- **Exercise goal**: Continue the forum thread about a repeat poacher's fines, starting after its final line.

I have good internet days, and bad internet days.


----------



## DANIEL MARK ZAPOLSKI (Sep 23, 2002)

Frantz said:


> Yeah, I figured I wrote the poorly and you misunderstood.
> bingo!


----------



## ERnurse (Jan 22, 2004)

These investigstions always seems to end this way. The fines need to be substantially more!

Jerry has been a poacher for as long as I can remember, I have known him since I was a kid and despised him just as long. :bloos:
His fines are an absolute joke. It is more like an operating cost to him, any idea how much he makes selling all those walleye he catches day after day out on he river? 

And jail time in March when there is no productive season any way, I guess watching TV in jail or on your couch, whats the difference?!

Do you really think he is *NOT *going to hunt/fish while his license is suspended? JOKE-JOKE-JOKE


----------



## PWood (Aug 6, 2004)

"*Gordon had 10 prior convictions* for game and fish violations prior to the recent investigation."

This guy needs to do some serious time!


----------



## Frantz (Dec 9, 2003)

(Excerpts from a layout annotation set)
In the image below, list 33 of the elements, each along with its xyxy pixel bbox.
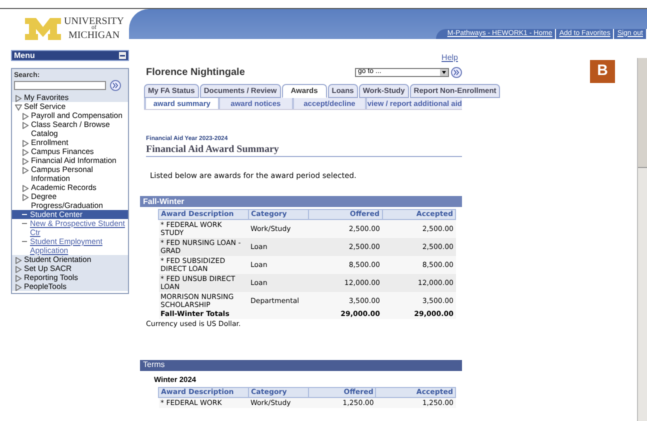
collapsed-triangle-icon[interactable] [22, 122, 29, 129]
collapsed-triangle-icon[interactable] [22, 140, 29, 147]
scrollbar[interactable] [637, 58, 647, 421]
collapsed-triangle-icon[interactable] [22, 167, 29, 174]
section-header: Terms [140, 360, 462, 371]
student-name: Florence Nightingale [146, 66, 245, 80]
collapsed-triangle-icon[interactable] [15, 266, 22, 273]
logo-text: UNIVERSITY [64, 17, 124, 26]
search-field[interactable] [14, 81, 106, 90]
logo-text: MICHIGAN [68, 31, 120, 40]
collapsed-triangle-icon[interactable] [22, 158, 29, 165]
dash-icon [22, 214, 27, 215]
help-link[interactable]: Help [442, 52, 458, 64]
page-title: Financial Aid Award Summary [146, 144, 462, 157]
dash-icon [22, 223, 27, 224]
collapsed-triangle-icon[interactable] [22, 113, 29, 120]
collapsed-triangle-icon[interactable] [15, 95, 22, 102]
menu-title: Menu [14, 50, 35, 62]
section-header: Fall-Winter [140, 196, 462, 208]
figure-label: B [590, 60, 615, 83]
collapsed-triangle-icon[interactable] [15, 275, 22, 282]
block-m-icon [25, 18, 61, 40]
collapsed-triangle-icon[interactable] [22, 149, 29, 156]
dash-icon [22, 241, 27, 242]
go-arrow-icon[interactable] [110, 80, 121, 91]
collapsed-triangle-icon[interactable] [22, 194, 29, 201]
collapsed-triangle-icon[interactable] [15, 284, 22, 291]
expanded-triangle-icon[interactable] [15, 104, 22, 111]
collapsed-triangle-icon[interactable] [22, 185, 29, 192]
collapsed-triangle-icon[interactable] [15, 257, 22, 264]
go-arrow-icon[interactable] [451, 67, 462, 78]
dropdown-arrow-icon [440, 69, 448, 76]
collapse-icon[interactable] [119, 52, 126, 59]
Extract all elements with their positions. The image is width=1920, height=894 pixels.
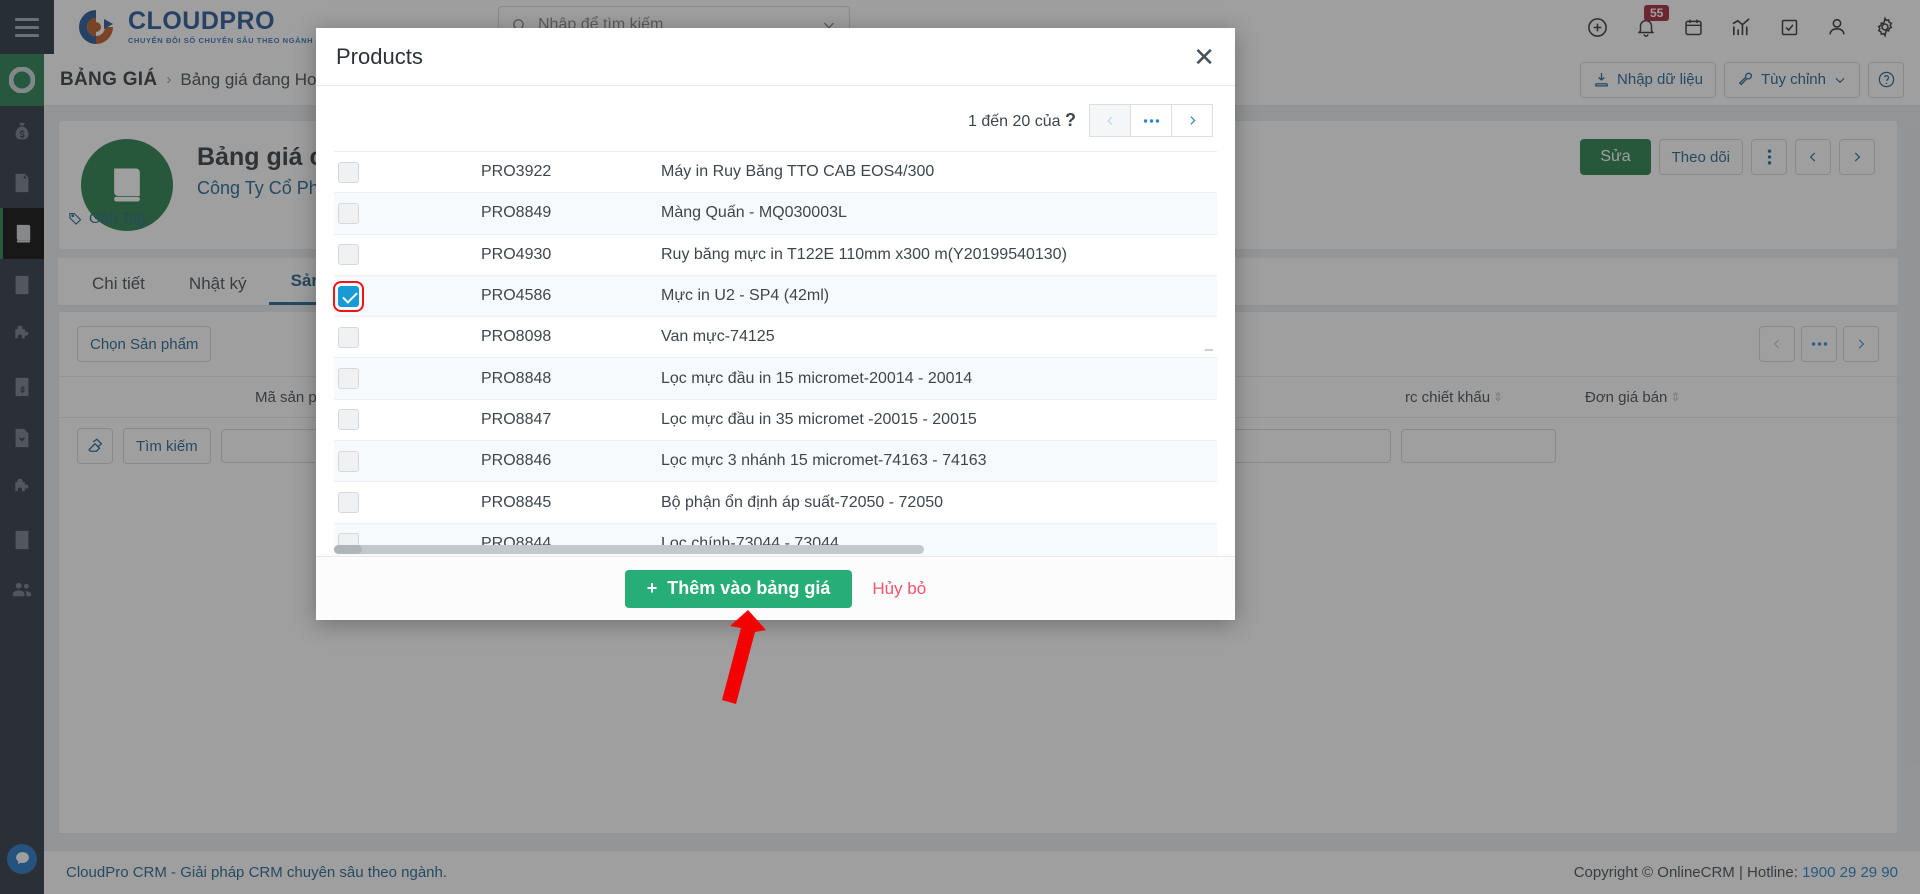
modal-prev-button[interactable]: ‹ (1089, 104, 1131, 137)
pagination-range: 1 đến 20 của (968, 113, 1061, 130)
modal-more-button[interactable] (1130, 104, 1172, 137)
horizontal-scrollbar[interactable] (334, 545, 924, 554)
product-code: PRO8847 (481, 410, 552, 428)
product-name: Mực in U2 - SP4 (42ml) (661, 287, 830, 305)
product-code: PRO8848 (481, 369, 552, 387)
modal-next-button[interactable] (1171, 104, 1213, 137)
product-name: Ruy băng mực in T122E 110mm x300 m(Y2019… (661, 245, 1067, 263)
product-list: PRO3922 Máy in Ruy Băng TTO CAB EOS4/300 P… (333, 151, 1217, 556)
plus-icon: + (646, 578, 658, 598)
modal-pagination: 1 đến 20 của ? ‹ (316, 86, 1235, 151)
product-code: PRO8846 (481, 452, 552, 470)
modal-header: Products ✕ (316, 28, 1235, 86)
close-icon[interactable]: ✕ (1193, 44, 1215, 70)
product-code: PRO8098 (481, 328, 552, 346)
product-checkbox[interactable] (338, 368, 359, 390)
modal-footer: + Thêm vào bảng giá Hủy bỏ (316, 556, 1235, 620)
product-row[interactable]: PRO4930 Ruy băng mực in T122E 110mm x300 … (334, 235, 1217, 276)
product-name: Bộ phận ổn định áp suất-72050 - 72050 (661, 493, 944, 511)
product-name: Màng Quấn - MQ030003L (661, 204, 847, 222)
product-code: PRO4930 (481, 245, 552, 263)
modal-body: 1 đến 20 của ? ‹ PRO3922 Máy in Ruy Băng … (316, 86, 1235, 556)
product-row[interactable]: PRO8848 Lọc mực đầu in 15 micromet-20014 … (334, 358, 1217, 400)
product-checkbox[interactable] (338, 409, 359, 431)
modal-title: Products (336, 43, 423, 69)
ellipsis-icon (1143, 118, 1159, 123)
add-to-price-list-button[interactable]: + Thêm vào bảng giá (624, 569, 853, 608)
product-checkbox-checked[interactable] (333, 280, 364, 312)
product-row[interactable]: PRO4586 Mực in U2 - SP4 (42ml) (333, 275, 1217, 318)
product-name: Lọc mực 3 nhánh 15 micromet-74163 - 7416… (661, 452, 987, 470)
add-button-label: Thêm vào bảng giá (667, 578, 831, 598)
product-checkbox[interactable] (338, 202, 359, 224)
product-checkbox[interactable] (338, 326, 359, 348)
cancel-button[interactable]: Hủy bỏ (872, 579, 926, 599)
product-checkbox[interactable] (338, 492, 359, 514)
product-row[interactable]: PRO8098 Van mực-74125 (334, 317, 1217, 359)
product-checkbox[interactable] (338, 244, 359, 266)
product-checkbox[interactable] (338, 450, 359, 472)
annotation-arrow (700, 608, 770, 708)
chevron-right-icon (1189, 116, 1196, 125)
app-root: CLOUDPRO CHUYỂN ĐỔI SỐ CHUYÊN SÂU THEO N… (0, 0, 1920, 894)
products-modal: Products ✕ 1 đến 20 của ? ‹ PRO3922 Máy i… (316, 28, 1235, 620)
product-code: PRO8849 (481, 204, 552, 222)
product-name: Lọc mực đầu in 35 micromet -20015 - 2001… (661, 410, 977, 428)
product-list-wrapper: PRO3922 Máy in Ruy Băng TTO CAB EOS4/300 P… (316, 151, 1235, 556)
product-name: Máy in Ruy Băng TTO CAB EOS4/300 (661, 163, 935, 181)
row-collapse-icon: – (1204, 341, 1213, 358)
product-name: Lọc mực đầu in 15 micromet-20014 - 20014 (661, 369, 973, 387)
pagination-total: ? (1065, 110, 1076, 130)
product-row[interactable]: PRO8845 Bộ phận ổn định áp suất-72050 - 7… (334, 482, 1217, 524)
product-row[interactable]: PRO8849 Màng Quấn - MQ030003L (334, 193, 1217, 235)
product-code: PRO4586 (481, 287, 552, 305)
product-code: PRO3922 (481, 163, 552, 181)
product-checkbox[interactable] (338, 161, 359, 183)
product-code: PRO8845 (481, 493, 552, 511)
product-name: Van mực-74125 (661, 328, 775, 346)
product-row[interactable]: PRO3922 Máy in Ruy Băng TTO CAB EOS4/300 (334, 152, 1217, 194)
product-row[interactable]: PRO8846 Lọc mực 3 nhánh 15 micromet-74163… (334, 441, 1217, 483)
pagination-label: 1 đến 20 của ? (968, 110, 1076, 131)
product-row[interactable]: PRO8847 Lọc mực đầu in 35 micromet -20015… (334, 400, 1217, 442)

- **Response to this task**:
PWood, I like your anger over this, but I am not a huge fan of doing time anymore, at least not as a primary resolution. I am a huge fan of starting the sentencing with the cost of the investigations and court costs, and then moving on to an actual fine, a VERY EXTREME actual fine. Then this fine is followed with a very specific time frame for payment, say 25% within 30 days, the remaining balance withing 6-12 months AND THEN jail time if the fines and costs are not paid. 30 days gives them time to sell everything they own and find a place on the street to live. The 6-12 months gives them time to figure the rest out and how they want the rest of their lives to go.

This is of course for second and 3rd offenders, or 11th. I think first offender fines should be stiff to deter those who MIGHT think of heading down that road.

But then again, I am one of those nut jobs that thinks if you give a deterrent you can save someone initially and the repeat offenders should be clubbed like a baby seal.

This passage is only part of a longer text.